SHORT EXERCISE -> Copy each line exactly. Drop every picture.

════════════════

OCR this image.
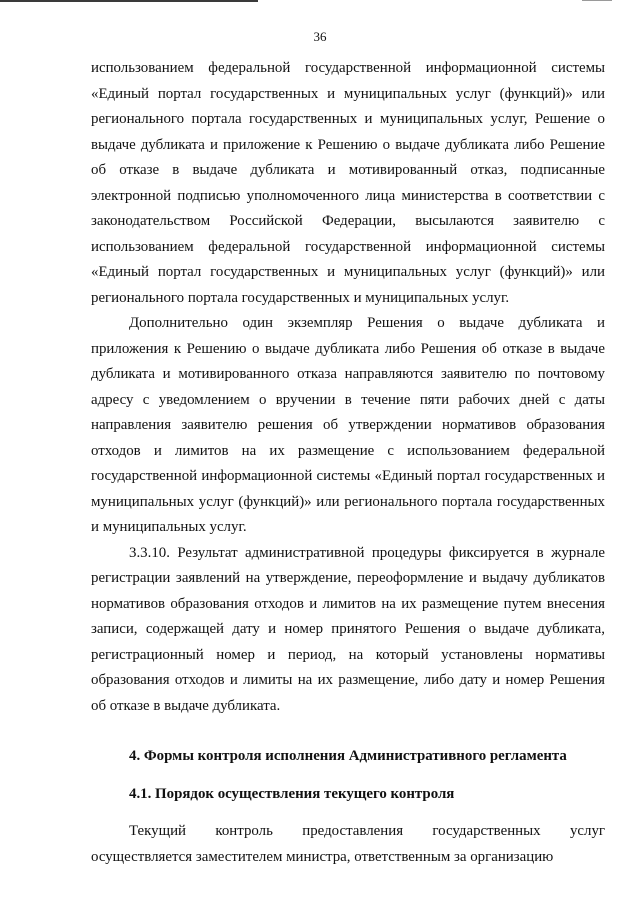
36

использованием федеральной государственной информационной системы «Единый портал государственных и муниципальных услуг (функций)» или регионального портала государственных и муниципальных услуг, Решение о выдаче дубликата и приложение к Решению о выдаче дубликата либо Решение об отказе в выдаче дубликата и мотивированный отказ, подписанные электронной подписью уполномоченного лица министерства в соответствии с законодательством Российской Федерации, высылаются заявителю с использованием федеральной государственной информационной системы «Единый портал государственных и муниципальных услуг (функций)» или регионального портала государственных и муниципальных услуг.

Дополнительно один экземпляр Решения о выдаче дубликата и приложения к Решению о выдаче дубликата либо Решения об отказе в выдаче дубликата и мотивированного отказа направляются заявителю по почтовому адресу с уведомлением о вручении в течение пяти рабочих дней с даты направления заявителю решения об утверждении нормативов образования отходов и лимитов на их размещение с использованием федеральной государственной информационной системы «Единый портал государственных и муниципальных услуг (функций)» или регионального портала государственных и муниципальных услуг.

3.3.10. Результат административной процедуры фиксируется в журнале регистрации заявлений на утверждение, переоформление и выдачу дубликатов нормативов образования отходов и лимитов на их размещение путем внесения записи, содержащей дату и номер принятого Решения о выдаче дубликата, регистрационный номер и период, на который установлены нормативы образования отходов и лимиты на их размещение, либо дату и номер Решения об отказе в выдаче дубликата.

4. Формы контроля исполнения Административного регламента

4.1. Порядок осуществления текущего контроля

Текущий контроль предоставления государственных услуг осуществляется заместителем министра, ответственным за организацию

════════════════

ANSWER TO THIS PROBLEM ->
OCR this image.
36

использованием федеральной государственной информационной системы «Единый портал государственных и муниципальных услуг (функций)» или регионального портала государственных и муниципальных услуг, Решение о выдаче дубликата и приложение к Решению о выдаче дубликата либо Решение об отказе в выдаче дубликата и мотивированный отказ, подписанные электронной подписью уполномоченного лица министерства в соответствии с законодательством Российской Федерации, высылаются заявителю с использованием федеральной государственной информационной системы «Единый портал государственных и муниципальных услуг (функций)» или регионального портала государственных и муниципальных услуг.

Дополнительно один экземпляр Решения о выдаче дубликата и приложения к Решению о выдаче дубликата либо Решения об отказе в выдаче дубликата и мотивированного отказа направляются заявителю по почтовому адресу с уведомлением о вручении в течение пяти рабочих дней с даты направления заявителю решения об утверждении нормативов образования отходов и лимитов на их размещение с использованием федеральной государственной информационной системы «Единый портал государственных и муниципальных услуг (функций)» или регионального портала государственных и муниципальных услуг.

3.3.10. Результат административной процедуры фиксируется в журнале регистрации заявлений на утверждение, переоформление и выдачу дубликатов нормативов образования отходов и лимитов на их размещение путем внесения записи, содержащей дату и номер принятого Решения о выдаче дубликата, регистрационный номер и период, на который установлены нормативы образования отходов и лимиты на их размещение, либо дату и номер Решения об отказе в выдаче дубликата.

4. Формы контроля исполнения Административного регламента

4.1. Порядок осуществления текущего контроля

Текущий контроль предоставления государственных услуг осуществляется заместителем министра, ответственным за организацию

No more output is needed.